[Raw data]
**********

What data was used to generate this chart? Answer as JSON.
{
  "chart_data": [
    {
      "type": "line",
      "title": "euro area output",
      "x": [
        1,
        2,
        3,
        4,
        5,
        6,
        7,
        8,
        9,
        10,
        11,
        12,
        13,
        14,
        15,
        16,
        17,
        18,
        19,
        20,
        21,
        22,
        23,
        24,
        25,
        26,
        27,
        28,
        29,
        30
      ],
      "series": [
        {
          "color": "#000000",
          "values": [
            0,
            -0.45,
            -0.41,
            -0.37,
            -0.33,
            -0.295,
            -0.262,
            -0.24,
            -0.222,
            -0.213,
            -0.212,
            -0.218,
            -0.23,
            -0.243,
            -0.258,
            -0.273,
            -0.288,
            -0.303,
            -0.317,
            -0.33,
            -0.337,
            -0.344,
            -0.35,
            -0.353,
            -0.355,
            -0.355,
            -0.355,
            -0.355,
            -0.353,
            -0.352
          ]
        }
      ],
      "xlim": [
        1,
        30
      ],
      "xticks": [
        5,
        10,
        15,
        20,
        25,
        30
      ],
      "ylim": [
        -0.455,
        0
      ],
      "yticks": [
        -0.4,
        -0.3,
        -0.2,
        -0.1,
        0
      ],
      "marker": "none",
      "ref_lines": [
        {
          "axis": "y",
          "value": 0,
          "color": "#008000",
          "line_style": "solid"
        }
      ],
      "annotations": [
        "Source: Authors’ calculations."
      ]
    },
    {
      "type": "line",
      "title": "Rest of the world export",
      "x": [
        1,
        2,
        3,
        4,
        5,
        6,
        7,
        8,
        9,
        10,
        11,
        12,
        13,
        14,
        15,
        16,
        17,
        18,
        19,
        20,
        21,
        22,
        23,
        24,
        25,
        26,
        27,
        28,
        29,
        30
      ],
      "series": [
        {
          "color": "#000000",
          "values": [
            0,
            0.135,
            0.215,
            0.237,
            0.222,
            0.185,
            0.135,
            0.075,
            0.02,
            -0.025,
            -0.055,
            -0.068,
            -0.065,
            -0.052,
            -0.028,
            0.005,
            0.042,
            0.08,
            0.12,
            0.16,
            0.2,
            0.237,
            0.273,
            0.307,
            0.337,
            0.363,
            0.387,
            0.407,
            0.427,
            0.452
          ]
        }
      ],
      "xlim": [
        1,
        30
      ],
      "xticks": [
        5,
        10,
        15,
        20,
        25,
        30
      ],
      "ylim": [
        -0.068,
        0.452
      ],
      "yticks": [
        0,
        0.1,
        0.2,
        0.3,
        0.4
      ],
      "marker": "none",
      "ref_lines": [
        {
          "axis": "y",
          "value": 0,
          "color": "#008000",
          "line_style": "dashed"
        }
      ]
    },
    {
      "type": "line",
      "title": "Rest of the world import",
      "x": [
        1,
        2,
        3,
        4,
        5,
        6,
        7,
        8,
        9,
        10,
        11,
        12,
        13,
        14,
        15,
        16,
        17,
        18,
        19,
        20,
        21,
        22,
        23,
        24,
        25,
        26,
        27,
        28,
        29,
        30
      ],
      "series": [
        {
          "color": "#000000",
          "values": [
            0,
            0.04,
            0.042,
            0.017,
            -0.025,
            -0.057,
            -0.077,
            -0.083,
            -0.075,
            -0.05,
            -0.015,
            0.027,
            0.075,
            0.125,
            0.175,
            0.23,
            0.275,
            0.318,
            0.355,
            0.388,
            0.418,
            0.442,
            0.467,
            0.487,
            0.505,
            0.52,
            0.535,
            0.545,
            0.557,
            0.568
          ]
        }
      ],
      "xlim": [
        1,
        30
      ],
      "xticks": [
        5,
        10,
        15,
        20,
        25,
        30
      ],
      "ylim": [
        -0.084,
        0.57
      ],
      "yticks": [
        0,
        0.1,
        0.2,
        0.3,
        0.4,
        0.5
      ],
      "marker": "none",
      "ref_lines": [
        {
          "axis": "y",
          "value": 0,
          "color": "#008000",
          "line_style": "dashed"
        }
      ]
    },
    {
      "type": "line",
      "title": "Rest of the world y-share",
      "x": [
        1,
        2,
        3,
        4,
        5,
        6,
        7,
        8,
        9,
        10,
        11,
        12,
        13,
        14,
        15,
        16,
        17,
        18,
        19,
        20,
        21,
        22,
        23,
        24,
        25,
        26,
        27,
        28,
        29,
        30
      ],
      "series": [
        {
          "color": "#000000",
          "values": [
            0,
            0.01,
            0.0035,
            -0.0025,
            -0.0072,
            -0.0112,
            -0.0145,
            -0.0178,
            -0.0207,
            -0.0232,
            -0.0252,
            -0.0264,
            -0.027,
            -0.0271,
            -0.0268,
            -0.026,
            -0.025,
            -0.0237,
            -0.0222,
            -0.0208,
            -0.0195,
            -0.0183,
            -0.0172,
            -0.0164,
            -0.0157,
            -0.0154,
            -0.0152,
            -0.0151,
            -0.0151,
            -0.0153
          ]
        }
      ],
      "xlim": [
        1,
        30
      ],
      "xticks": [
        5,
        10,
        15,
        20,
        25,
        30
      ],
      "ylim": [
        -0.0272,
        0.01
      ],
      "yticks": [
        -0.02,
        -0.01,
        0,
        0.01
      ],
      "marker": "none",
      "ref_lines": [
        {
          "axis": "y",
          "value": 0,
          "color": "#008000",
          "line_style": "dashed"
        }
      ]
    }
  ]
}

**********

[What the task asks] Locate the word "title" in the entries, and copy every line where it is found.

[Result for this exercise]
      "title": "euro area output",
      "title": "Rest of the world export",
      "title": "Rest of the world import",
      "title": "Rest of the world y-share",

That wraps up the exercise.